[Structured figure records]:
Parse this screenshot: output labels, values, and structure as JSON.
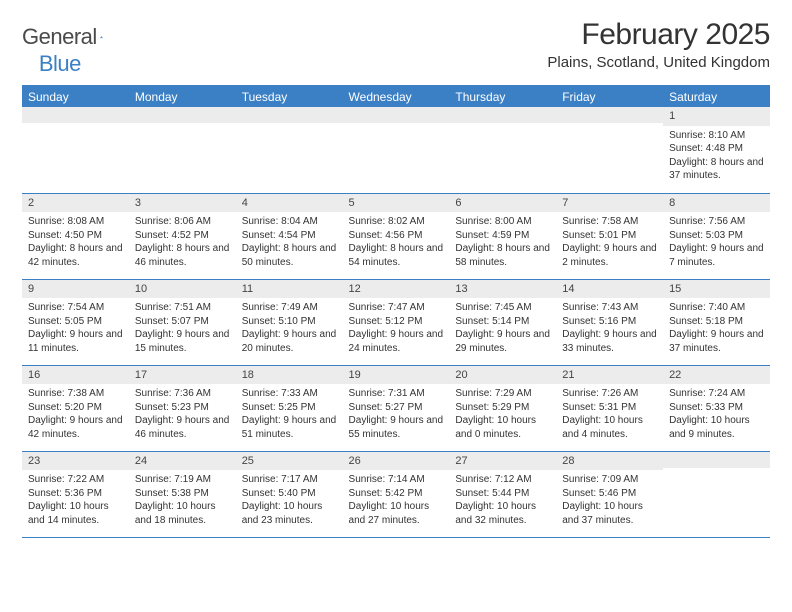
{
  "logo": {
    "text1": "General",
    "text2": "Blue",
    "icon_color": "#3b7fc4"
  },
  "title": "February 2025",
  "location": "Plains, Scotland, United Kingdom",
  "colors": {
    "header_bg": "#3b7fc4",
    "header_fg": "#ffffff",
    "daynum_bg": "#ececec",
    "rule": "#3b7fc4",
    "text": "#333333"
  },
  "typography": {
    "title_fontsize": 30,
    "location_fontsize": 15,
    "dayheader_fontsize": 12,
    "daynum_fontsize": 11,
    "cell_fontsize": 10
  },
  "day_headers": [
    "Sunday",
    "Monday",
    "Tuesday",
    "Wednesday",
    "Thursday",
    "Friday",
    "Saturday"
  ],
  "weeks": [
    [
      {
        "num": "",
        "sunrise": "",
        "sunset": "",
        "daylight": ""
      },
      {
        "num": "",
        "sunrise": "",
        "sunset": "",
        "daylight": ""
      },
      {
        "num": "",
        "sunrise": "",
        "sunset": "",
        "daylight": ""
      },
      {
        "num": "",
        "sunrise": "",
        "sunset": "",
        "daylight": ""
      },
      {
        "num": "",
        "sunrise": "",
        "sunset": "",
        "daylight": ""
      },
      {
        "num": "",
        "sunrise": "",
        "sunset": "",
        "daylight": ""
      },
      {
        "num": "1",
        "sunrise": "Sunrise: 8:10 AM",
        "sunset": "Sunset: 4:48 PM",
        "daylight": "Daylight: 8 hours and 37 minutes."
      }
    ],
    [
      {
        "num": "2",
        "sunrise": "Sunrise: 8:08 AM",
        "sunset": "Sunset: 4:50 PM",
        "daylight": "Daylight: 8 hours and 42 minutes."
      },
      {
        "num": "3",
        "sunrise": "Sunrise: 8:06 AM",
        "sunset": "Sunset: 4:52 PM",
        "daylight": "Daylight: 8 hours and 46 minutes."
      },
      {
        "num": "4",
        "sunrise": "Sunrise: 8:04 AM",
        "sunset": "Sunset: 4:54 PM",
        "daylight": "Daylight: 8 hours and 50 minutes."
      },
      {
        "num": "5",
        "sunrise": "Sunrise: 8:02 AM",
        "sunset": "Sunset: 4:56 PM",
        "daylight": "Daylight: 8 hours and 54 minutes."
      },
      {
        "num": "6",
        "sunrise": "Sunrise: 8:00 AM",
        "sunset": "Sunset: 4:59 PM",
        "daylight": "Daylight: 8 hours and 58 minutes."
      },
      {
        "num": "7",
        "sunrise": "Sunrise: 7:58 AM",
        "sunset": "Sunset: 5:01 PM",
        "daylight": "Daylight: 9 hours and 2 minutes."
      },
      {
        "num": "8",
        "sunrise": "Sunrise: 7:56 AM",
        "sunset": "Sunset: 5:03 PM",
        "daylight": "Daylight: 9 hours and 7 minutes."
      }
    ],
    [
      {
        "num": "9",
        "sunrise": "Sunrise: 7:54 AM",
        "sunset": "Sunset: 5:05 PM",
        "daylight": "Daylight: 9 hours and 11 minutes."
      },
      {
        "num": "10",
        "sunrise": "Sunrise: 7:51 AM",
        "sunset": "Sunset: 5:07 PM",
        "daylight": "Daylight: 9 hours and 15 minutes."
      },
      {
        "num": "11",
        "sunrise": "Sunrise: 7:49 AM",
        "sunset": "Sunset: 5:10 PM",
        "daylight": "Daylight: 9 hours and 20 minutes."
      },
      {
        "num": "12",
        "sunrise": "Sunrise: 7:47 AM",
        "sunset": "Sunset: 5:12 PM",
        "daylight": "Daylight: 9 hours and 24 minutes."
      },
      {
        "num": "13",
        "sunrise": "Sunrise: 7:45 AM",
        "sunset": "Sunset: 5:14 PM",
        "daylight": "Daylight: 9 hours and 29 minutes."
      },
      {
        "num": "14",
        "sunrise": "Sunrise: 7:43 AM",
        "sunset": "Sunset: 5:16 PM",
        "daylight": "Daylight: 9 hours and 33 minutes."
      },
      {
        "num": "15",
        "sunrise": "Sunrise: 7:40 AM",
        "sunset": "Sunset: 5:18 PM",
        "daylight": "Daylight: 9 hours and 37 minutes."
      }
    ],
    [
      {
        "num": "16",
        "sunrise": "Sunrise: 7:38 AM",
        "sunset": "Sunset: 5:20 PM",
        "daylight": "Daylight: 9 hours and 42 minutes."
      },
      {
        "num": "17",
        "sunrise": "Sunrise: 7:36 AM",
        "sunset": "Sunset: 5:23 PM",
        "daylight": "Daylight: 9 hours and 46 minutes."
      },
      {
        "num": "18",
        "sunrise": "Sunrise: 7:33 AM",
        "sunset": "Sunset: 5:25 PM",
        "daylight": "Daylight: 9 hours and 51 minutes."
      },
      {
        "num": "19",
        "sunrise": "Sunrise: 7:31 AM",
        "sunset": "Sunset: 5:27 PM",
        "daylight": "Daylight: 9 hours and 55 minutes."
      },
      {
        "num": "20",
        "sunrise": "Sunrise: 7:29 AM",
        "sunset": "Sunset: 5:29 PM",
        "daylight": "Daylight: 10 hours and 0 minutes."
      },
      {
        "num": "21",
        "sunrise": "Sunrise: 7:26 AM",
        "sunset": "Sunset: 5:31 PM",
        "daylight": "Daylight: 10 hours and 4 minutes."
      },
      {
        "num": "22",
        "sunrise": "Sunrise: 7:24 AM",
        "sunset": "Sunset: 5:33 PM",
        "daylight": "Daylight: 10 hours and 9 minutes."
      }
    ],
    [
      {
        "num": "23",
        "sunrise": "Sunrise: 7:22 AM",
        "sunset": "Sunset: 5:36 PM",
        "daylight": "Daylight: 10 hours and 14 minutes."
      },
      {
        "num": "24",
        "sunrise": "Sunrise: 7:19 AM",
        "sunset": "Sunset: 5:38 PM",
        "daylight": "Daylight: 10 hours and 18 minutes."
      },
      {
        "num": "25",
        "sunrise": "Sunrise: 7:17 AM",
        "sunset": "Sunset: 5:40 PM",
        "daylight": "Daylight: 10 hours and 23 minutes."
      },
      {
        "num": "26",
        "sunrise": "Sunrise: 7:14 AM",
        "sunset": "Sunset: 5:42 PM",
        "daylight": "Daylight: 10 hours and 27 minutes."
      },
      {
        "num": "27",
        "sunrise": "Sunrise: 7:12 AM",
        "sunset": "Sunset: 5:44 PM",
        "daylight": "Daylight: 10 hours and 32 minutes."
      },
      {
        "num": "28",
        "sunrise": "Sunrise: 7:09 AM",
        "sunset": "Sunset: 5:46 PM",
        "daylight": "Daylight: 10 hours and 37 minutes."
      },
      {
        "num": "",
        "sunrise": "",
        "sunset": "",
        "daylight": ""
      }
    ]
  ]
}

[Instruction]: Exclude all images and restate the records above word for word.

[Solution to the problem]:
Parse this screenshot: output labels, values, and structure as JSON.
{
  "logo": {
    "text1": "General",
    "text2": "Blue",
    "icon_color": "#3b7fc4"
  },
  "title": "February 2025",
  "location": "Plains, Scotland, United Kingdom",
  "colors": {
    "header_bg": "#3b7fc4",
    "header_fg": "#ffffff",
    "daynum_bg": "#ececec",
    "rule": "#3b7fc4",
    "text": "#333333"
  },
  "typography": {
    "title_fontsize": 30,
    "location_fontsize": 15,
    "dayheader_fontsize": 12,
    "daynum_fontsize": 11,
    "cell_fontsize": 10
  },
  "day_headers": [
    "Sunday",
    "Monday",
    "Tuesday",
    "Wednesday",
    "Thursday",
    "Friday",
    "Saturday"
  ],
  "weeks": [
    [
      {
        "num": "",
        "sunrise": "",
        "sunset": "",
        "daylight": ""
      },
      {
        "num": "",
        "sunrise": "",
        "sunset": "",
        "daylight": ""
      },
      {
        "num": "",
        "sunrise": "",
        "sunset": "",
        "daylight": ""
      },
      {
        "num": "",
        "sunrise": "",
        "sunset": "",
        "daylight": ""
      },
      {
        "num": "",
        "sunrise": "",
        "sunset": "",
        "daylight": ""
      },
      {
        "num": "",
        "sunrise": "",
        "sunset": "",
        "daylight": ""
      },
      {
        "num": "1",
        "sunrise": "Sunrise: 8:10 AM",
        "sunset": "Sunset: 4:48 PM",
        "daylight": "Daylight: 8 hours and 37 minutes."
      }
    ],
    [
      {
        "num": "2",
        "sunrise": "Sunrise: 8:08 AM",
        "sunset": "Sunset: 4:50 PM",
        "daylight": "Daylight: 8 hours and 42 minutes."
      },
      {
        "num": "3",
        "sunrise": "Sunrise: 8:06 AM",
        "sunset": "Sunset: 4:52 PM",
        "daylight": "Daylight: 8 hours and 46 minutes."
      },
      {
        "num": "4",
        "sunrise": "Sunrise: 8:04 AM",
        "sunset": "Sunset: 4:54 PM",
        "daylight": "Daylight: 8 hours and 50 minutes."
      },
      {
        "num": "5",
        "sunrise": "Sunrise: 8:02 AM",
        "sunset": "Sunset: 4:56 PM",
        "daylight": "Daylight: 8 hours and 54 minutes."
      },
      {
        "num": "6",
        "sunrise": "Sunrise: 8:00 AM",
        "sunset": "Sunset: 4:59 PM",
        "daylight": "Daylight: 8 hours and 58 minutes."
      },
      {
        "num": "7",
        "sunrise": "Sunrise: 7:58 AM",
        "sunset": "Sunset: 5:01 PM",
        "daylight": "Daylight: 9 hours and 2 minutes."
      },
      {
        "num": "8",
        "sunrise": "Sunrise: 7:56 AM",
        "sunset": "Sunset: 5:03 PM",
        "daylight": "Daylight: 9 hours and 7 minutes."
      }
    ],
    [
      {
        "num": "9",
        "sunrise": "Sunrise: 7:54 AM",
        "sunset": "Sunset: 5:05 PM",
        "daylight": "Daylight: 9 hours and 11 minutes."
      },
      {
        "num": "10",
        "sunrise": "Sunrise: 7:51 AM",
        "sunset": "Sunset: 5:07 PM",
        "daylight": "Daylight: 9 hours and 15 minutes."
      },
      {
        "num": "11",
        "sunrise": "Sunrise: 7:49 AM",
        "sunset": "Sunset: 5:10 PM",
        "daylight": "Daylight: 9 hours and 20 minutes."
      },
      {
        "num": "12",
        "sunrise": "Sunrise: 7:47 AM",
        "sunset": "Sunset: 5:12 PM",
        "daylight": "Daylight: 9 hours and 24 minutes."
      },
      {
        "num": "13",
        "sunrise": "Sunrise: 7:45 AM",
        "sunset": "Sunset: 5:14 PM",
        "daylight": "Daylight: 9 hours and 29 minutes."
      },
      {
        "num": "14",
        "sunrise": "Sunrise: 7:43 AM",
        "sunset": "Sunset: 5:16 PM",
        "daylight": "Daylight: 9 hours and 33 minutes."
      },
      {
        "num": "15",
        "sunrise": "Sunrise: 7:40 AM",
        "sunset": "Sunset: 5:18 PM",
        "daylight": "Daylight: 9 hours and 37 minutes."
      }
    ],
    [
      {
        "num": "16",
        "sunrise": "Sunrise: 7:38 AM",
        "sunset": "Sunset: 5:20 PM",
        "daylight": "Daylight: 9 hours and 42 minutes."
      },
      {
        "num": "17",
        "sunrise": "Sunrise: 7:36 AM",
        "sunset": "Sunset: 5:23 PM",
        "daylight": "Daylight: 9 hours and 46 minutes."
      },
      {
        "num": "18",
        "sunrise": "Sunrise: 7:33 AM",
        "sunset": "Sunset: 5:25 PM",
        "daylight": "Daylight: 9 hours and 51 minutes."
      },
      {
        "num": "19",
        "sunrise": "Sunrise: 7:31 AM",
        "sunset": "Sunset: 5:27 PM",
        "daylight": "Daylight: 9 hours and 55 minutes."
      },
      {
        "num": "20",
        "sunrise": "Sunrise: 7:29 AM",
        "sunset": "Sunset: 5:29 PM",
        "daylight": "Daylight: 10 hours and 0 minutes."
      },
      {
        "num": "21",
        "sunrise": "Sunrise: 7:26 AM",
        "sunset": "Sunset: 5:31 PM",
        "daylight": "Daylight: 10 hours and 4 minutes."
      },
      {
        "num": "22",
        "sunrise": "Sunrise: 7:24 AM",
        "sunset": "Sunset: 5:33 PM",
        "daylight": "Daylight: 10 hours and 9 minutes."
      }
    ],
    [
      {
        "num": "23",
        "sunrise": "Sunrise: 7:22 AM",
        "sunset": "Sunset: 5:36 PM",
        "daylight": "Daylight: 10 hours and 14 minutes."
      },
      {
        "num": "24",
        "sunrise": "Sunrise: 7:19 AM",
        "sunset": "Sunset: 5:38 PM",
        "daylight": "Daylight: 10 hours and 18 minutes."
      },
      {
        "num": "25",
        "sunrise": "Sunrise: 7:17 AM",
        "sunset": "Sunset: 5:40 PM",
        "daylight": "Daylight: 10 hours and 23 minutes."
      },
      {
        "num": "26",
        "sunrise": "Sunrise: 7:14 AM",
        "sunset": "Sunset: 5:42 PM",
        "daylight": "Daylight: 10 hours and 27 minutes."
      },
      {
        "num": "27",
        "sunrise": "Sunrise: 7:12 AM",
        "sunset": "Sunset: 5:44 PM",
        "daylight": "Daylight: 10 hours and 32 minutes."
      },
      {
        "num": "28",
        "sunrise": "Sunrise: 7:09 AM",
        "sunset": "Sunset: 5:46 PM",
        "daylight": "Daylight: 10 hours and 37 minutes."
      },
      {
        "num": "",
        "sunrise": "",
        "sunset": "",
        "daylight": ""
      }
    ]
  ]
}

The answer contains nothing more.